YOUR TASK ▸ Convert the stretch of the listing from the line containing "- voter-marker: [371, 333, 379, 342]" through the line containing "- voter-marker: [329, 232, 337, 241]" into a numbered list, leaving out any blank lines.

DATA ROWS ▸
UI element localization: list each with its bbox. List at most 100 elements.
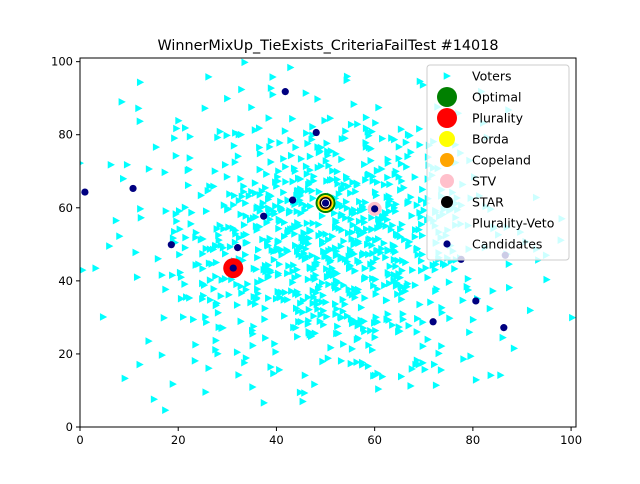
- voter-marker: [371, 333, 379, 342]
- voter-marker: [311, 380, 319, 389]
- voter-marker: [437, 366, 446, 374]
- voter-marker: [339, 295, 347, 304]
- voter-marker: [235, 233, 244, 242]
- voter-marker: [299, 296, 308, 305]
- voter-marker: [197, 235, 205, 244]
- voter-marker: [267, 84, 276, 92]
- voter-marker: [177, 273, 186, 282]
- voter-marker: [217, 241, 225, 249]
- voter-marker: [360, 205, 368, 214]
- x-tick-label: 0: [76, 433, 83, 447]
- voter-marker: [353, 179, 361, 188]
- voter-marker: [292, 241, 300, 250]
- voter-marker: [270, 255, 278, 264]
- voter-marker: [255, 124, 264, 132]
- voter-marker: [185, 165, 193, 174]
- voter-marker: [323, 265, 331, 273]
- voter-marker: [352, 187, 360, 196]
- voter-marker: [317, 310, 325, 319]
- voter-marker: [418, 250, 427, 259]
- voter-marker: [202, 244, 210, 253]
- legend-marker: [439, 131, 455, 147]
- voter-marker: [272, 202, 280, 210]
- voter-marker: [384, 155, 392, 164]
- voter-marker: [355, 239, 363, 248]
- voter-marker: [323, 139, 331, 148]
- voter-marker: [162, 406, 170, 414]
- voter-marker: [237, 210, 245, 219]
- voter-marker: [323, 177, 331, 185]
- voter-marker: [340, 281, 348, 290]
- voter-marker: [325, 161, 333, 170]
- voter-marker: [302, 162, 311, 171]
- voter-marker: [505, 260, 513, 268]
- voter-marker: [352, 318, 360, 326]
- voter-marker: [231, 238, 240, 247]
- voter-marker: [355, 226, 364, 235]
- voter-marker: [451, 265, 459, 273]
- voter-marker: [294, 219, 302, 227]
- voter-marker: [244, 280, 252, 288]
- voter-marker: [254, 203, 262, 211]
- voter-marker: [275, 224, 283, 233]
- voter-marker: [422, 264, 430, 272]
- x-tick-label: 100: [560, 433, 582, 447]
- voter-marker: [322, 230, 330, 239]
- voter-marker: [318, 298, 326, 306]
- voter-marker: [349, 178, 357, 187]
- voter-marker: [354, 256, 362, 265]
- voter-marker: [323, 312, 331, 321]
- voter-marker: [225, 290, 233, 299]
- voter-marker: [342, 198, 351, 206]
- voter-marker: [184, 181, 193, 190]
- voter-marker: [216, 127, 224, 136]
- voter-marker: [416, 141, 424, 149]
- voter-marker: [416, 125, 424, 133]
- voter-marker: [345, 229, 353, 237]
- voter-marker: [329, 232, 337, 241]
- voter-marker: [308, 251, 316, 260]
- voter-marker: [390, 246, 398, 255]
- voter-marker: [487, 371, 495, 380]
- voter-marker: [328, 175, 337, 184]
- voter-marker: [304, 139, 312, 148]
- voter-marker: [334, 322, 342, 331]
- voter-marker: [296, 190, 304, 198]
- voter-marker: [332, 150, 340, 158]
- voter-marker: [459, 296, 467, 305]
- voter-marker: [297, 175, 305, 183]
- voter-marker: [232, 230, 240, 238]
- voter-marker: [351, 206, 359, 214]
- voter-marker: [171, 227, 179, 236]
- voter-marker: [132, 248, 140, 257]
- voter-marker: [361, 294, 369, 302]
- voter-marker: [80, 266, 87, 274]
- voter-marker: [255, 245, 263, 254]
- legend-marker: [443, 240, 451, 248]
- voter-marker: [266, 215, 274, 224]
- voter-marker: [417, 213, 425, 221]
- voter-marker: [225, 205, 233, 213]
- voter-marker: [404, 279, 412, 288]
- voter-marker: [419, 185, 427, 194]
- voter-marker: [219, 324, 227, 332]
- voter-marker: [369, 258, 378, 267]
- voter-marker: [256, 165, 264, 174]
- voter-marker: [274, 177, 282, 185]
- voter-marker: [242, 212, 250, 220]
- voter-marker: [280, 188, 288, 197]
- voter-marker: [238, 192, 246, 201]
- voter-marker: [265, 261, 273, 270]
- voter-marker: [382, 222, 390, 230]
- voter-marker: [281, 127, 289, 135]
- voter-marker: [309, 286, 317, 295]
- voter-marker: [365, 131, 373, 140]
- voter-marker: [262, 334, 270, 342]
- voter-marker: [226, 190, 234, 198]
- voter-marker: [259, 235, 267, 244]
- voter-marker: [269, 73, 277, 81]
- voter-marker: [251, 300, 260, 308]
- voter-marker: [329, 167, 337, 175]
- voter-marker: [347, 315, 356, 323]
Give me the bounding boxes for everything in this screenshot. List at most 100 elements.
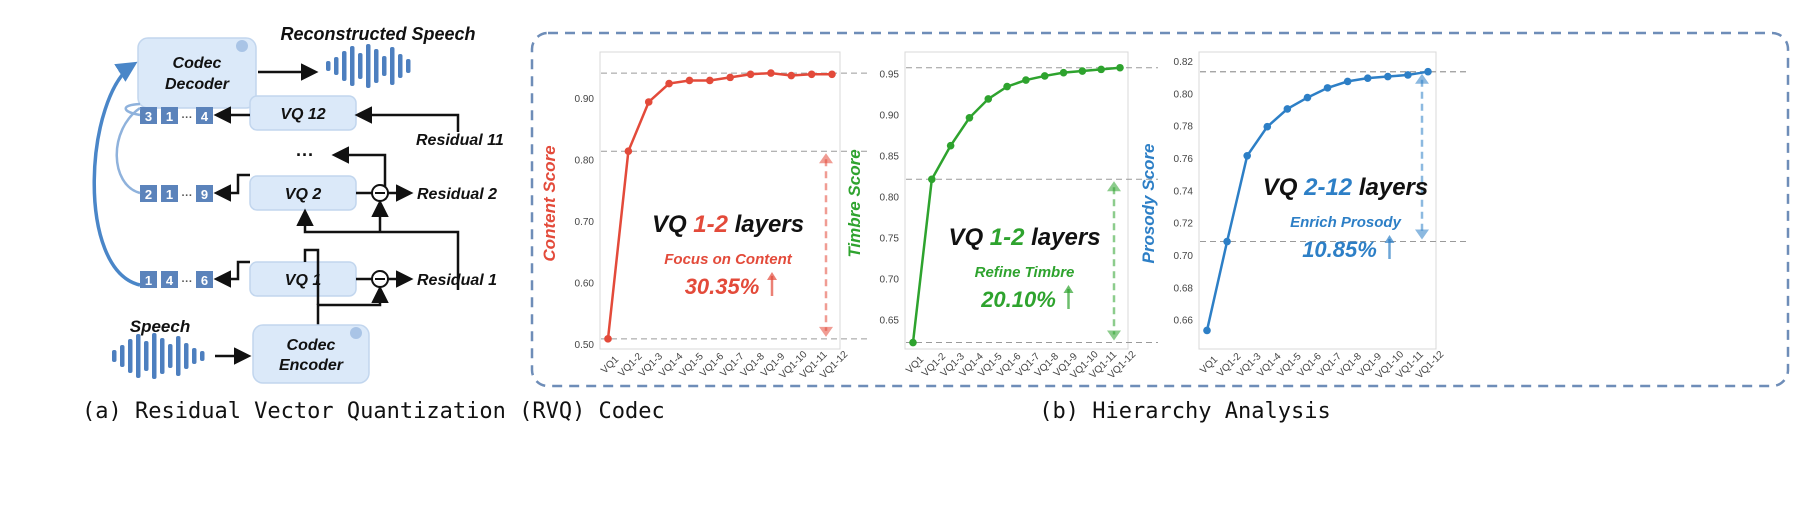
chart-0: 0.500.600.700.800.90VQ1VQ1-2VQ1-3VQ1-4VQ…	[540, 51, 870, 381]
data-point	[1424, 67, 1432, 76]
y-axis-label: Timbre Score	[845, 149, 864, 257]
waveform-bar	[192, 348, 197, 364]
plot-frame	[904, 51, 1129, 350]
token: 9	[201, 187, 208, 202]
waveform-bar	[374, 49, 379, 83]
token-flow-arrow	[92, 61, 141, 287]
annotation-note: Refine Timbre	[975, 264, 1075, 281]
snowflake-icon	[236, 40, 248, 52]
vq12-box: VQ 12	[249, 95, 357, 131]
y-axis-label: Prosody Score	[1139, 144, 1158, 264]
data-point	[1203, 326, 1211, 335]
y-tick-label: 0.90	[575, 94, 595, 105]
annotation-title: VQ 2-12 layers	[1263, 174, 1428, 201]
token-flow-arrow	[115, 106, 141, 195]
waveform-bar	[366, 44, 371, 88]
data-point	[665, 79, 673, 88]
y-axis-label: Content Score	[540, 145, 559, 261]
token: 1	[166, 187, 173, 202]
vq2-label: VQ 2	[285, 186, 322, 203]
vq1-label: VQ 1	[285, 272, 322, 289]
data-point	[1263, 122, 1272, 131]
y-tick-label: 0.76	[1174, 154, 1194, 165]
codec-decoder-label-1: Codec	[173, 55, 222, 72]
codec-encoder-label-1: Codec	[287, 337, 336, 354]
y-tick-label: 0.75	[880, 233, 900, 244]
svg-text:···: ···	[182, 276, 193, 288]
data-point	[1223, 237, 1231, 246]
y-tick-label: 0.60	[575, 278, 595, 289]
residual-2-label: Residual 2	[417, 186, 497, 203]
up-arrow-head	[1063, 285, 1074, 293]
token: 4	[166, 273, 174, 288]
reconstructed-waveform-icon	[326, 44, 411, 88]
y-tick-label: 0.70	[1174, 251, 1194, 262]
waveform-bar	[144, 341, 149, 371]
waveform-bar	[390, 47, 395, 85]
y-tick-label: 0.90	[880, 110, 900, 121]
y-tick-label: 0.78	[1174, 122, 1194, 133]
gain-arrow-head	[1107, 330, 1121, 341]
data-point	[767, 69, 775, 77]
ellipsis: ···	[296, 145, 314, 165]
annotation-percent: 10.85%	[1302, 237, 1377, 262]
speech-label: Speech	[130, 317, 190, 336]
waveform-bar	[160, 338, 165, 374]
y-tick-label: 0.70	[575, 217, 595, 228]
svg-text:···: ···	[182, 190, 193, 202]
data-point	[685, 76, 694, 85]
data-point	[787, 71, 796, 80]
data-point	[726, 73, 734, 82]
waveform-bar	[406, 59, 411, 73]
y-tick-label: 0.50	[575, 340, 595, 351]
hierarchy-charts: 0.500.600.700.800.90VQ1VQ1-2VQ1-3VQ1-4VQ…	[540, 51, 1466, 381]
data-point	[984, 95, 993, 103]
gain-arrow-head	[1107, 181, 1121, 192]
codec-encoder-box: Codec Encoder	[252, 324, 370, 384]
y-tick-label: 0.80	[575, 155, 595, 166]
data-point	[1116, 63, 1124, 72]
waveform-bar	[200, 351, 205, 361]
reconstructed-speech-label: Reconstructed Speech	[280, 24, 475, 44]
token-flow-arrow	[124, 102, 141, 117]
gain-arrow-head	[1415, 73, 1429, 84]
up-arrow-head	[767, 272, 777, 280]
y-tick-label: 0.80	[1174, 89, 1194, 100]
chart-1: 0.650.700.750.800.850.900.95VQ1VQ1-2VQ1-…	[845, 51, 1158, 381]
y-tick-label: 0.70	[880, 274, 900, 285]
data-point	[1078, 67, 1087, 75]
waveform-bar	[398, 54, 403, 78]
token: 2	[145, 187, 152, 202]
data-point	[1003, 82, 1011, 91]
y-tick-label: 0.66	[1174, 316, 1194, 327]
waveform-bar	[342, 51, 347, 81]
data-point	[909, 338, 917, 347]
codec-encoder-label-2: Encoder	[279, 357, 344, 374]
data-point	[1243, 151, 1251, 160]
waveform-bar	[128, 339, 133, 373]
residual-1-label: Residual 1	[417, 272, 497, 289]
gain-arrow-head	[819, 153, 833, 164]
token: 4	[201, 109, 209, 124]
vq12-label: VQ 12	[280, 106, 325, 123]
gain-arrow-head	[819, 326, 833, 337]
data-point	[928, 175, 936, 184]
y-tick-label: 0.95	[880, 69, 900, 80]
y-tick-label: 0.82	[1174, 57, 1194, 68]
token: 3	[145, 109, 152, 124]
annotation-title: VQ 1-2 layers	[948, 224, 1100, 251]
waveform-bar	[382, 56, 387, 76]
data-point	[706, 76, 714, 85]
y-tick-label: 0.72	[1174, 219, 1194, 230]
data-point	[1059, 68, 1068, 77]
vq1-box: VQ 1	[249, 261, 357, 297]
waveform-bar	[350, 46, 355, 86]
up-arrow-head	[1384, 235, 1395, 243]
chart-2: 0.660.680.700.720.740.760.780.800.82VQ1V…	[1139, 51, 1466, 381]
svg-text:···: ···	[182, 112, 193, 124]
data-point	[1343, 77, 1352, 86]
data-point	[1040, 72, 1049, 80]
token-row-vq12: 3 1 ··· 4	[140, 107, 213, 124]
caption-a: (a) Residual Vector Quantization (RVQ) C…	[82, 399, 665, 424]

ANSWER TO THE TASK ▸
1. - voter-marker: [371, 333, 379, 342]
2. - voter-marker: [311, 380, 319, 389]
3. - voter-marker: [437, 366, 446, 374]
4. - voter-marker: [339, 295, 347, 304]
5. - voter-marker: [235, 233, 244, 242]
6. - voter-marker: [299, 296, 308, 305]
7. - voter-marker: [197, 235, 205, 244]
8. - voter-marker: [267, 84, 276, 92]
9. - voter-marker: [177, 273, 186, 282]
10. - voter-marker: [217, 241, 225, 249]
11. - voter-marker: [360, 205, 368, 214]
12. - x-tick-label: 0: [76, 433, 83, 447]
13. - voter-marker: [353, 179, 361, 188]
14. - voter-marker: [292, 241, 300, 250]
15. - voter-marker: [270, 255, 278, 264]
16. - voter-marker: [255, 124, 264, 132]
17. - voter-marker: [185, 165, 193, 174]
18. - voter-marker: [323, 265, 331, 273]
19. - voter-marker: [352, 187, 360, 196]
20. - voter-marker: [317, 310, 325, 319]
21. - voter-marker: [418, 250, 427, 259]
22. - voter-marker: [202, 244, 210, 253]
23. - legend-marker: [439, 131, 455, 147]
24. - voter-marker: [272, 202, 280, 210]
25. - voter-marker: [384, 155, 392, 164]
26. - voter-marker: [355, 239, 363, 248]
27. - voter-marker: [323, 139, 331, 148]
28. - voter-marker: [162, 406, 170, 414]
29. - voter-marker: [237, 210, 245, 219]
30. - voter-marker: [323, 177, 331, 185]
31. - voter-marker: [340, 281, 348, 290]
32. - voter-marker: [325, 161, 333, 170]
33. - voter-marker: [302, 162, 311, 171]
34. - voter-marker: [505, 260, 513, 268]
35. - voter-marker: [352, 318, 360, 326]
36. - voter-marker: [231, 238, 240, 247]
37. - voter-marker: [355, 226, 364, 235]
38. - voter-marker: [451, 265, 459, 273]
39. - voter-marker: [294, 219, 302, 227]
40. - voter-marker: [244, 280, 252, 288]
41. - voter-marker: [254, 203, 262, 211]
42. - voter-marker: [275, 224, 283, 233]
43. - voter-marker: [422, 264, 430, 272]
44. - x-tick-label: 100: [560, 433, 582, 447]
45. - voter-marker: [322, 230, 330, 239]
46. - voter-marker: [318, 298, 326, 306]
47. - voter-marker: [349, 178, 357, 187]
48. - voter-marker: [354, 256, 362, 265]
49. - voter-marker: [323, 312, 331, 321]
50. - voter-marker: [225, 290, 233, 299]
51. - voter-marker: [342, 198, 351, 206]
52. - voter-marker: [184, 181, 193, 190]
53. - voter-marker: [216, 127, 224, 136]
54. - voter-marker: [416, 141, 424, 149]
55. - voter-marker: [416, 125, 424, 133]
56. - voter-marker: [345, 229, 353, 237]
57. - voter-marker: [329, 232, 337, 241]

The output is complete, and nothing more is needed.